### INFORMATION PROVIDED
•••••

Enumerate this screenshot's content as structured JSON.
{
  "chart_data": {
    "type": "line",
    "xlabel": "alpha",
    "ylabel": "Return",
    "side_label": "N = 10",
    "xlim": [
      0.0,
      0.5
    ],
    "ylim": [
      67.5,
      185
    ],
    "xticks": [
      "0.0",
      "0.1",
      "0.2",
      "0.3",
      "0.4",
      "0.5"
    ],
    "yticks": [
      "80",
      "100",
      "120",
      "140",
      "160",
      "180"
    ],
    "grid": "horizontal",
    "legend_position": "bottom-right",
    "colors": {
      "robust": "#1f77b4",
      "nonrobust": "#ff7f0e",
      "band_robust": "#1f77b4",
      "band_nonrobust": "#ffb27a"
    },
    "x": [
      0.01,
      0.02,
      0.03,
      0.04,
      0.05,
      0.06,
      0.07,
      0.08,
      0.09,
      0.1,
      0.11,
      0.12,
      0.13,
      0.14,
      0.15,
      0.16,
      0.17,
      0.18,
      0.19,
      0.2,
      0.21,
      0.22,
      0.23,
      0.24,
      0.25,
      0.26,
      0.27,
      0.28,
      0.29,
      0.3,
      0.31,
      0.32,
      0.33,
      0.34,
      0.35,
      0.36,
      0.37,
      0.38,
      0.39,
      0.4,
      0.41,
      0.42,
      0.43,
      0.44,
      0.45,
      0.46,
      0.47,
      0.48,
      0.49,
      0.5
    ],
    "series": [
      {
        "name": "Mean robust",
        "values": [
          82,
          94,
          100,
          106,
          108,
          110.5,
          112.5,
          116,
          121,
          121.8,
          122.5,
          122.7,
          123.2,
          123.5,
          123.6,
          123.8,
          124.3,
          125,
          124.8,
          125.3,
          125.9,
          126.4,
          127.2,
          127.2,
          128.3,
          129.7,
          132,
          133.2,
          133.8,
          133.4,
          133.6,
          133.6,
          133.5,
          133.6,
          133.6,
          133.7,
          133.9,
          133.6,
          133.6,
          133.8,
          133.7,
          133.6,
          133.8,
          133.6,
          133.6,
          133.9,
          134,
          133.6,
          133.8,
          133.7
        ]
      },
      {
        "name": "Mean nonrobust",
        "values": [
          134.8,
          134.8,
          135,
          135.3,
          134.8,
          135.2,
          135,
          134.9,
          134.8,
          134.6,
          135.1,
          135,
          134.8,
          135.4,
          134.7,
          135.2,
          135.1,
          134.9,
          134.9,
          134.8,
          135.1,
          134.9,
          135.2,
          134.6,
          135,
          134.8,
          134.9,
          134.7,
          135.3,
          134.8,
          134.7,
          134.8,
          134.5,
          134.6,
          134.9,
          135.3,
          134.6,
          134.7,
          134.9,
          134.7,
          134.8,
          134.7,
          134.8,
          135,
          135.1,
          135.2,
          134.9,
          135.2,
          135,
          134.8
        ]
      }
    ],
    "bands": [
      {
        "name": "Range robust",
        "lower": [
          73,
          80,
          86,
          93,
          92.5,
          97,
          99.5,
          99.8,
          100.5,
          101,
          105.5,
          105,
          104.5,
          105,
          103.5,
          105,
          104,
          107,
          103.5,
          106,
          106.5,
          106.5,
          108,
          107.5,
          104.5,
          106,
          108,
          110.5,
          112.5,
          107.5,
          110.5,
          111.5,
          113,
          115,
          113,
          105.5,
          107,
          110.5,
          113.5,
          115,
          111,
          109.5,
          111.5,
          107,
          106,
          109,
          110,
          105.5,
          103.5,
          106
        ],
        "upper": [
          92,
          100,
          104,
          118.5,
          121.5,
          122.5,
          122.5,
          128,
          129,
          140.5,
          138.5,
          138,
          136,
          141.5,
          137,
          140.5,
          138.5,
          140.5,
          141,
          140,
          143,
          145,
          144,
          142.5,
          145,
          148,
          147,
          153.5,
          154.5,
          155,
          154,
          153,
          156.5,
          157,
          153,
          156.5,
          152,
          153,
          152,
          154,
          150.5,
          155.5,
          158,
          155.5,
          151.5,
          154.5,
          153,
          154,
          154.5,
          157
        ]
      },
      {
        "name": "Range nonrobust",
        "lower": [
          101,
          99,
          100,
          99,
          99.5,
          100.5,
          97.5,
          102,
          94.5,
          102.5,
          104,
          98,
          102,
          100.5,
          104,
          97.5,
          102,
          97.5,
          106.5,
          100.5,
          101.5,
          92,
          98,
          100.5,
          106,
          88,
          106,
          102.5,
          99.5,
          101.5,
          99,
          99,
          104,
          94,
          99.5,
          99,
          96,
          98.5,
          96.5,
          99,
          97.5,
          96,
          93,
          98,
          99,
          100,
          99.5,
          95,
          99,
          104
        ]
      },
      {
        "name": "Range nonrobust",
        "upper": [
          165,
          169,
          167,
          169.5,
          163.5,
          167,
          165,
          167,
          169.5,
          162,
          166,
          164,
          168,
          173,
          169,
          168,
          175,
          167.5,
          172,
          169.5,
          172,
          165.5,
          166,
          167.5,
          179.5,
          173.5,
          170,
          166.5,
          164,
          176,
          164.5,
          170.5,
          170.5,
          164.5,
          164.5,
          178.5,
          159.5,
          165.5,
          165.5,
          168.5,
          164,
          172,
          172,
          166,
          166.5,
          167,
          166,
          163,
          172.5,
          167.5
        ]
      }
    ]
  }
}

•••••

### EXERCISE OBJECTIVE
The listing above should be transcribed in full, exactly as written.

### EXERCISE RESULT
Enumerate this screenshot's content as structured JSON.
{
  "chart_data": {
    "type": "line",
    "xlabel": "alpha",
    "ylabel": "Return",
    "side_label": "N = 10",
    "xlim": [
      0.0,
      0.5
    ],
    "ylim": [
      67.5,
      185
    ],
    "xticks": [
      "0.0",
      "0.1",
      "0.2",
      "0.3",
      "0.4",
      "0.5"
    ],
    "yticks": [
      "80",
      "100",
      "120",
      "140",
      "160",
      "180"
    ],
    "grid": "horizontal",
    "legend_position": "bottom-right",
    "colors": {
      "robust": "#1f77b4",
      "nonrobust": "#ff7f0e",
      "band_robust": "#1f77b4",
      "band_nonrobust": "#ffb27a"
    },
    "x": [
      0.01,
      0.02,
      0.03,
      0.04,
      0.05,
      0.06,
      0.07,
      0.08,
      0.09,
      0.1,
      0.11,
      0.12,
      0.13,
      0.14,
      0.15,
      0.16,
      0.17,
      0.18,
      0.19,
      0.2,
      0.21,
      0.22,
      0.23,
      0.24,
      0.25,
      0.26,
      0.27,
      0.28,
      0.29,
      0.3,
      0.31,
      0.32,
      0.33,
      0.34,
      0.35,
      0.36,
      0.37,
      0.38,
      0.39,
      0.4,
      0.41,
      0.42,
      0.43,
      0.44,
      0.45,
      0.46,
      0.47,
      0.48,
      0.49,
      0.5
    ],
    "series": [
      {
        "name": "Mean robust",
        "values": [
          82,
          94,
          100,
          106,
          108,
          110.5,
          112.5,
          116,
          121,
          121.8,
          122.5,
          122.7,
          123.2,
          123.5,
          123.6,
          123.8,
          124.3,
          125,
          124.8,
          125.3,
          125.9,
          126.4,
          127.2,
          127.2,
          128.3,
          129.7,
          132,
          133.2,
          133.8,
          133.4,
          133.6,
          133.6,
          133.5,
          133.6,
          133.6,
          133.7,
          133.9,
          133.6,
          133.6,
          133.8,
          133.7,
          133.6,
          133.8,
          133.6,
          133.6,
          133.9,
          134,
          133.6,
          133.8,
          133.7
        ]
      },
      {
        "name": "Mean nonrobust",
        "values": [
          134.8,
          134.8,
          135,
          135.3,
          134.8,
          135.2,
          135,
          134.9,
          134.8,
          134.6,
          135.1,
          135,
          134.8,
          135.4,
          134.7,
          135.2,
          135.1,
          134.9,
          134.9,
          134.8,
          135.1,
          134.9,
          135.2,
          134.6,
          135,
          134.8,
          134.9,
          134.7,
          135.3,
          134.8,
          134.7,
          134.8,
          134.5,
          134.6,
          134.9,
          135.3,
          134.6,
          134.7,
          134.9,
          134.7,
          134.8,
          134.7,
          134.8,
          135,
          135.1,
          135.2,
          134.9,
          135.2,
          135,
          134.8
        ]
      }
    ],
    "bands": [
      {
        "name": "Range robust",
        "lower": [
          73,
          80,
          86,
          93,
          92.5,
          97,
          99.5,
          99.8,
          100.5,
          101,
          105.5,
          105,
          104.5,
          105,
          103.5,
          105,
          104,
          107,
          103.5,
          106,
          106.5,
          106.5,
          108,
          107.5,
          104.5,
          106,
          108,
          110.5,
          112.5,
          107.5,
          110.5,
          111.5,
          113,
          115,
          113,
          105.5,
          107,
          110.5,
          113.5,
          115,
          111,
          109.5,
          111.5,
          107,
          106,
          109,
          110,
          105.5,
          103.5,
          106
        ],
        "upper": [
          92,
          100,
          104,
          118.5,
          121.5,
          122.5,
          122.5,
          128,
          129,
          140.5,
          138.5,
          138,
          136,
          141.5,
          137,
          140.5,
          138.5,
          140.5,
          141,
          140,
          143,
          145,
          144,
          142.5,
          145,
          148,
          147,
          153.5,
          154.5,
          155,
          154,
          153,
          156.5,
          157,
          153,
          156.5,
          152,
          153,
          152,
          154,
          150.5,
          155.5,
          158,
          155.5,
          151.5,
          154.5,
          153,
          154,
          154.5,
          157
        ]
      },
      {
        "name": "Range nonrobust",
        "lower": [
          101,
          99,
          100,
          99,
          99.5,
          100.5,
          97.5,
          102,
          94.5,
          102.5,
          104,
          98,
          102,
          100.5,
          104,
          97.5,
          102,
          97.5,
          106.5,
          100.5,
          101.5,
          92,
          98,
          100.5,
          106,
          88,
          106,
          102.5,
          99.5,
          101.5,
          99,
          99,
          104,
          94,
          99.5,
          99,
          96,
          98.5,
          96.5,
          99,
          97.5,
          96,
          93,
          98,
          99,
          100,
          99.5,
          95,
          99,
          104
        ]
      },
      {
        "name": "Range nonrobust",
        "upper": [
          165,
          169,
          167,
          169.5,
          163.5,
          167,
          165,
          167,
          169.5,
          162,
          166,
          164,
          168,
          173,
          169,
          168,
          175,
          167.5,
          172,
          169.5,
          172,
          165.5,
          166,
          167.5,
          179.5,
          173.5,
          170,
          166.5,
          164,
          176,
          164.5,
          170.5,
          170.5,
          164.5,
          164.5,
          178.5,
          159.5,
          165.5,
          165.5,
          168.5,
          164,
          172,
          172,
          166,
          166.5,
          167,
          166,
          163,
          172.5,
          167.5
        ]
      }
    ]
  }
}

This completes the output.